- **WHAT TO PRODUCE**: With the pictures left out, copy the listing below exactly.

== == ==

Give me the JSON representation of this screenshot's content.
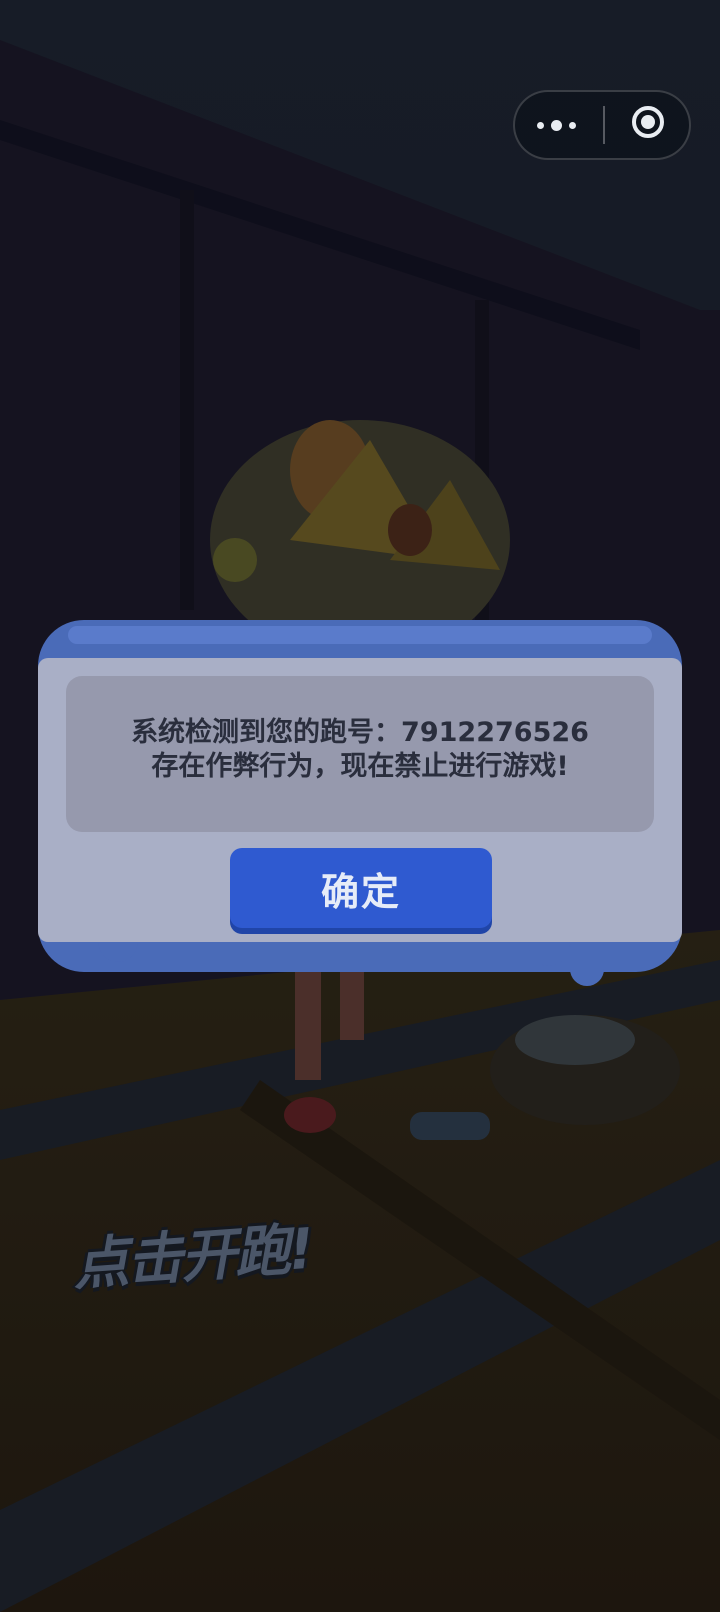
{
  "capsule": {
    "more_icon": "more-dots-icon",
    "close_icon": "close-target-icon"
  },
  "dialog": {
    "message_line1": "系统检测到您的跑号：7912276526",
    "message_line2": "存在作弊行为，现在禁止进行游戏!",
    "confirm_label": "确定"
  },
  "game": {
    "start_run_label": "点击开跑!"
  },
  "colors": {
    "dialog_frame": "#4a6bb8",
    "dialog_body": "#a9afc6",
    "confirm_button": "#2f5ad0"
  }
}
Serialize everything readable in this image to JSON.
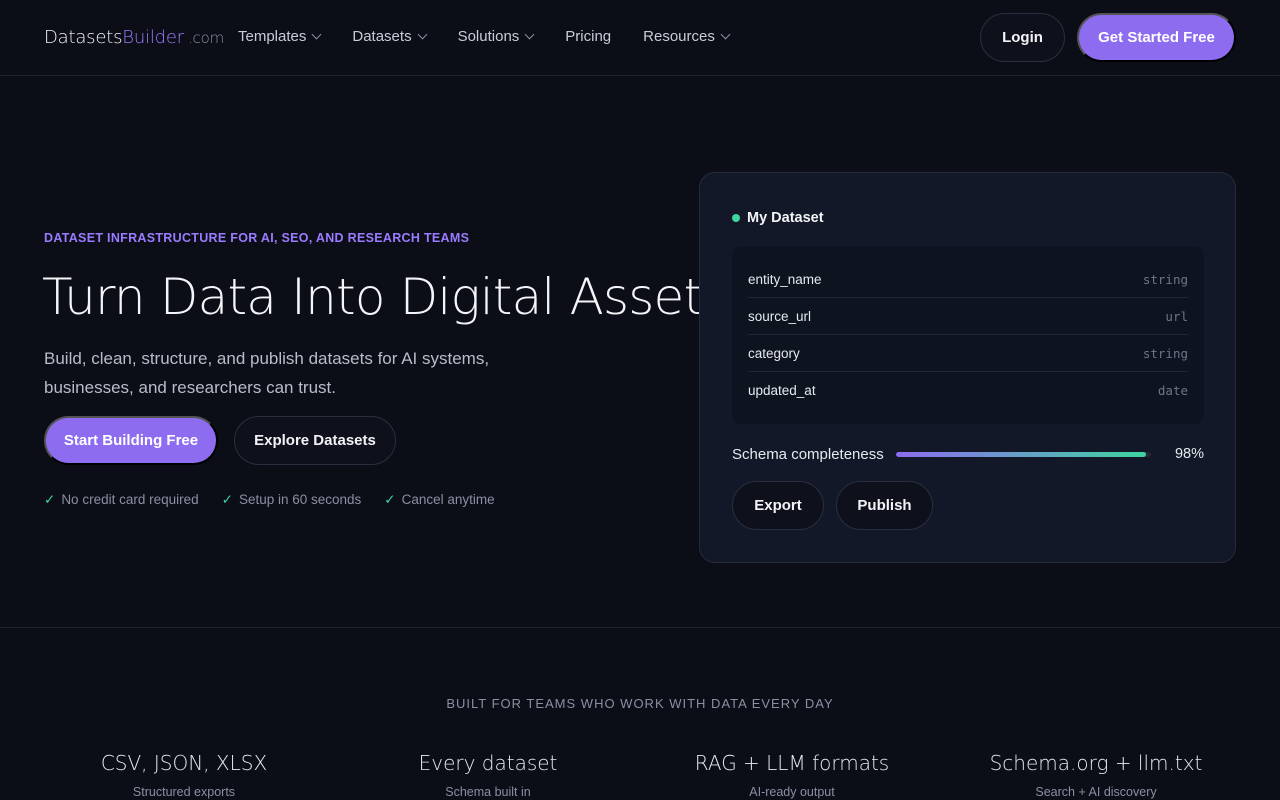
{
  "nav": {
    "logo_main": "Datasets",
    "logo_accent": "Builder",
    "logo_tld": ".com",
    "items": [
      {
        "label": "Templates",
        "dropdown": true
      },
      {
        "label": "Datasets",
        "dropdown": true
      },
      {
        "label": "Solutions",
        "dropdown": true
      },
      {
        "label": "Pricing",
        "dropdown": false
      },
      {
        "label": "Resources",
        "dropdown": true
      }
    ],
    "login_label": "Login",
    "cta_label": "Get Started Free"
  },
  "hero": {
    "eyebrow": "DATASET INFRASTRUCTURE FOR AI, SEO, AND RESEARCH TEAMS",
    "headline": "Turn Data Into Digital Assets",
    "subcopy": "Build, clean, structure, and publish datasets for AI systems, businesses, and researchers can trust.",
    "primary_cta": "Start Building Free",
    "secondary_cta": "Explore Datasets",
    "perks": [
      "No credit card required",
      "Setup in 60 seconds",
      "Cancel anytime"
    ],
    "perk_icon": "✓"
  },
  "card": {
    "title": "My Dataset",
    "fields": [
      {
        "name": "entity_name",
        "type": "string"
      },
      {
        "name": "source_url",
        "type": "url"
      },
      {
        "name": "category",
        "type": "string"
      },
      {
        "name": "updated_at",
        "type": "date"
      }
    ],
    "completeness_label": "Schema completeness",
    "completeness_value": "98%",
    "completeness_fraction": 0.98,
    "export_label": "Export",
    "publish_label": "Publish"
  },
  "teams": {
    "heading": "BUILT FOR TEAMS WHO WORK WITH DATA EVERY DAY",
    "features": [
      {
        "title": "CSV, JSON, XLSX",
        "sub": "Structured exports"
      },
      {
        "title": "Every dataset",
        "sub": "Schema built in"
      },
      {
        "title": "RAG + LLM formats",
        "sub": "AI-ready output"
      },
      {
        "title": "Schema.org + llm.txt",
        "sub": "Search + AI discovery"
      }
    ]
  },
  "colors": {
    "accent": "#8d6cf0",
    "status_green": "#3fd4a0",
    "background": "#0b0e17"
  }
}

== == ==

- **TASK OUTPUT**:
Give me the JSON representation of this screenshot's content.
{
  "capsule": {
    "more_icon": "more-dots-icon",
    "close_icon": "close-target-icon"
  },
  "dialog": {
    "message_line1": "系统检测到您的跑号：7912276526",
    "message_line2": "存在作弊行为，现在禁止进行游戏!",
    "confirm_label": "确定"
  },
  "game": {
    "start_run_label": "点击开跑!"
  },
  "colors": {
    "dialog_frame": "#4a6bb8",
    "dialog_body": "#a9afc6",
    "confirm_button": "#2f5ad0"
  }
}
Serialize everything readable in this image to JSON.
{
  "nav": {
    "logo_main": "Datasets",
    "logo_accent": "Builder",
    "logo_tld": ".com",
    "items": [
      {
        "label": "Templates",
        "dropdown": true
      },
      {
        "label": "Datasets",
        "dropdown": true
      },
      {
        "label": "Solutions",
        "dropdown": true
      },
      {
        "label": "Pricing",
        "dropdown": false
      },
      {
        "label": "Resources",
        "dropdown": true
      }
    ],
    "login_label": "Login",
    "cta_label": "Get Started Free"
  },
  "hero": {
    "eyebrow": "DATASET INFRASTRUCTURE FOR AI, SEO, AND RESEARCH TEAMS",
    "headline": "Turn Data Into Digital Assets",
    "subcopy": "Build, clean, structure, and publish datasets for AI systems, businesses, and researchers can trust.",
    "primary_cta": "Start Building Free",
    "secondary_cta": "Explore Datasets",
    "perks": [
      "No credit card required",
      "Setup in 60 seconds",
      "Cancel anytime"
    ],
    "perk_icon": "✓"
  },
  "card": {
    "title": "My Dataset",
    "fields": [
      {
        "name": "entity_name",
        "type": "string"
      },
      {
        "name": "source_url",
        "type": "url"
      },
      {
        "name": "category",
        "type": "string"
      },
      {
        "name": "updated_at",
        "type": "date"
      }
    ],
    "completeness_label": "Schema completeness",
    "completeness_value": "98%",
    "completeness_fraction": 0.98,
    "export_label": "Export",
    "publish_label": "Publish"
  },
  "teams": {
    "heading": "BUILT FOR TEAMS WHO WORK WITH DATA EVERY DAY",
    "features": [
      {
        "title": "CSV, JSON, XLSX",
        "sub": "Structured exports"
      },
      {
        "title": "Every dataset",
        "sub": "Schema built in"
      },
      {
        "title": "RAG + LLM formats",
        "sub": "AI-ready output"
      },
      {
        "title": "Schema.org + llm.txt",
        "sub": "Search + AI discovery"
      }
    ]
  },
  "colors": {
    "accent": "#8d6cf0",
    "status_green": "#3fd4a0",
    "background": "#0b0e17"
  }
}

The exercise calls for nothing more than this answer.